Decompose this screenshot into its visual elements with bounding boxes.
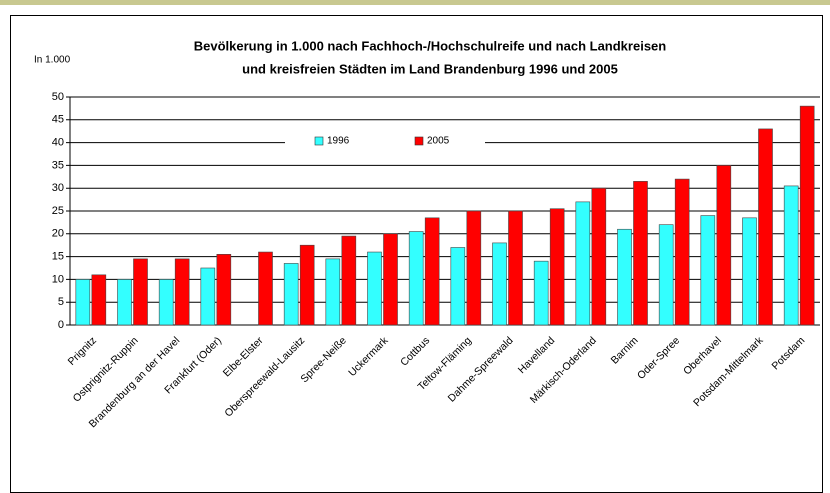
y-tick-label: 25 bbox=[52, 205, 64, 217]
bar bbox=[424, 217, 440, 326]
y-tick-label: 15 bbox=[52, 251, 64, 263]
bar bbox=[658, 224, 674, 326]
legend-swatch bbox=[314, 136, 324, 146]
bar bbox=[783, 185, 799, 326]
y-axis-label: In 1.000 bbox=[34, 55, 71, 66]
bar bbox=[216, 254, 232, 326]
bar bbox=[283, 263, 299, 326]
legend-swatch bbox=[414, 136, 424, 146]
bar bbox=[117, 279, 132, 326]
legend-label: 1996 bbox=[327, 136, 350, 147]
bar bbox=[466, 210, 482, 326]
bar bbox=[716, 165, 732, 326]
y-tick-label: 45 bbox=[52, 114, 64, 126]
bar bbox=[508, 210, 523, 326]
bar bbox=[591, 187, 607, 326]
y-tick-label: 30 bbox=[52, 182, 64, 194]
bar bbox=[408, 231, 424, 326]
bar bbox=[742, 217, 757, 326]
y-tick-label: 0 bbox=[58, 319, 64, 331]
bar bbox=[758, 128, 773, 326]
y-tick-label: 5 bbox=[58, 296, 64, 308]
bar bbox=[174, 258, 190, 326]
bar bbox=[633, 181, 648, 326]
bar bbox=[341, 235, 357, 326]
bar bbox=[575, 201, 591, 326]
legend-label: 2005 bbox=[427, 136, 450, 147]
bar bbox=[700, 215, 716, 326]
bar bbox=[549, 208, 565, 326]
bar bbox=[367, 251, 382, 326]
y-tick-label: 20 bbox=[52, 228, 64, 240]
y-tick-label: 35 bbox=[52, 159, 64, 171]
window-edge bbox=[0, 0, 830, 5]
bar bbox=[133, 258, 148, 326]
bar bbox=[258, 251, 273, 326]
bar bbox=[674, 178, 690, 326]
bar bbox=[492, 242, 507, 326]
y-tick-label: 50 bbox=[52, 91, 64, 103]
bar bbox=[299, 244, 315, 326]
bar bbox=[617, 228, 632, 326]
bar bbox=[158, 279, 174, 326]
bar bbox=[200, 267, 216, 326]
chart-title: und kreisfreien Städten im Land Brandenb… bbox=[242, 61, 618, 76]
bar bbox=[75, 279, 91, 326]
bar bbox=[91, 274, 107, 326]
chart-title: Bevölkerung in 1.000 nach Fachhoch-/Hoch… bbox=[194, 38, 667, 53]
y-tick-label: 10 bbox=[52, 273, 64, 285]
bar bbox=[533, 260, 549, 326]
bar bbox=[383, 233, 398, 326]
bar bbox=[799, 105, 815, 326]
y-tick-label: 40 bbox=[52, 137, 64, 149]
bar bbox=[325, 258, 341, 326]
bar bbox=[450, 247, 466, 326]
legend-box bbox=[285, 131, 485, 151]
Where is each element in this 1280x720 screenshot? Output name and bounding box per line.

—————

### Your goal
Rewrite the records above with every occurrence of "screenshot" changed to "chart image", keeping everything else the same and leaving out the pictures.

### Response for this exercise
Decompose this chart image into its visual elements with bounding boxes.
y-tick-label: 25 bbox=[52, 205, 64, 217]
bar bbox=[424, 217, 440, 326]
y-tick-label: 15 bbox=[52, 251, 64, 263]
bar bbox=[658, 224, 674, 326]
legend-swatch bbox=[314, 136, 324, 146]
bar bbox=[783, 185, 799, 326]
y-axis-label: In 1.000 bbox=[34, 55, 71, 66]
bar bbox=[216, 254, 232, 326]
bar bbox=[283, 263, 299, 326]
legend-swatch bbox=[414, 136, 424, 146]
bar bbox=[117, 279, 132, 326]
legend-label: 1996 bbox=[327, 136, 350, 147]
bar bbox=[466, 210, 482, 326]
bar bbox=[716, 165, 732, 326]
y-tick-label: 45 bbox=[52, 114, 64, 126]
bar bbox=[508, 210, 523, 326]
bar bbox=[591, 187, 607, 326]
y-tick-label: 30 bbox=[52, 182, 64, 194]
bar bbox=[408, 231, 424, 326]
bar bbox=[742, 217, 757, 326]
y-tick-label: 0 bbox=[58, 319, 64, 331]
bar bbox=[758, 128, 773, 326]
y-tick-label: 5 bbox=[58, 296, 64, 308]
bar bbox=[174, 258, 190, 326]
bar bbox=[633, 181, 648, 326]
bar bbox=[341, 235, 357, 326]
bar bbox=[575, 201, 591, 326]
legend-label: 2005 bbox=[427, 136, 450, 147]
bar bbox=[700, 215, 716, 326]
bar bbox=[549, 208, 565, 326]
bar bbox=[367, 251, 382, 326]
y-tick-label: 20 bbox=[52, 228, 64, 240]
y-tick-label: 35 bbox=[52, 159, 64, 171]
window-edge bbox=[0, 0, 830, 5]
bar bbox=[133, 258, 148, 326]
bar bbox=[258, 251, 273, 326]
bar bbox=[674, 178, 690, 326]
bar bbox=[492, 242, 507, 326]
y-tick-label: 50 bbox=[52, 91, 64, 103]
bar bbox=[299, 244, 315, 326]
bar bbox=[617, 228, 632, 326]
bar bbox=[158, 279, 174, 326]
bar bbox=[200, 267, 216, 326]
chart-title: und kreisfreien Städten im Land Brandenb… bbox=[242, 61, 618, 76]
bar bbox=[75, 279, 91, 326]
bar bbox=[91, 274, 107, 326]
chart-title: Bevölkerung in 1.000 nach Fachhoch-/Hoch… bbox=[194, 38, 667, 53]
y-tick-label: 10 bbox=[52, 273, 64, 285]
bar bbox=[533, 260, 549, 326]
bar bbox=[383, 233, 398, 326]
bar bbox=[799, 105, 815, 326]
y-tick-label: 40 bbox=[52, 137, 64, 149]
bar bbox=[325, 258, 341, 326]
bar bbox=[450, 247, 466, 326]
legend-box bbox=[285, 131, 485, 151]
Where is each element in this 1280x720 chart image? Output name and bounding box per line.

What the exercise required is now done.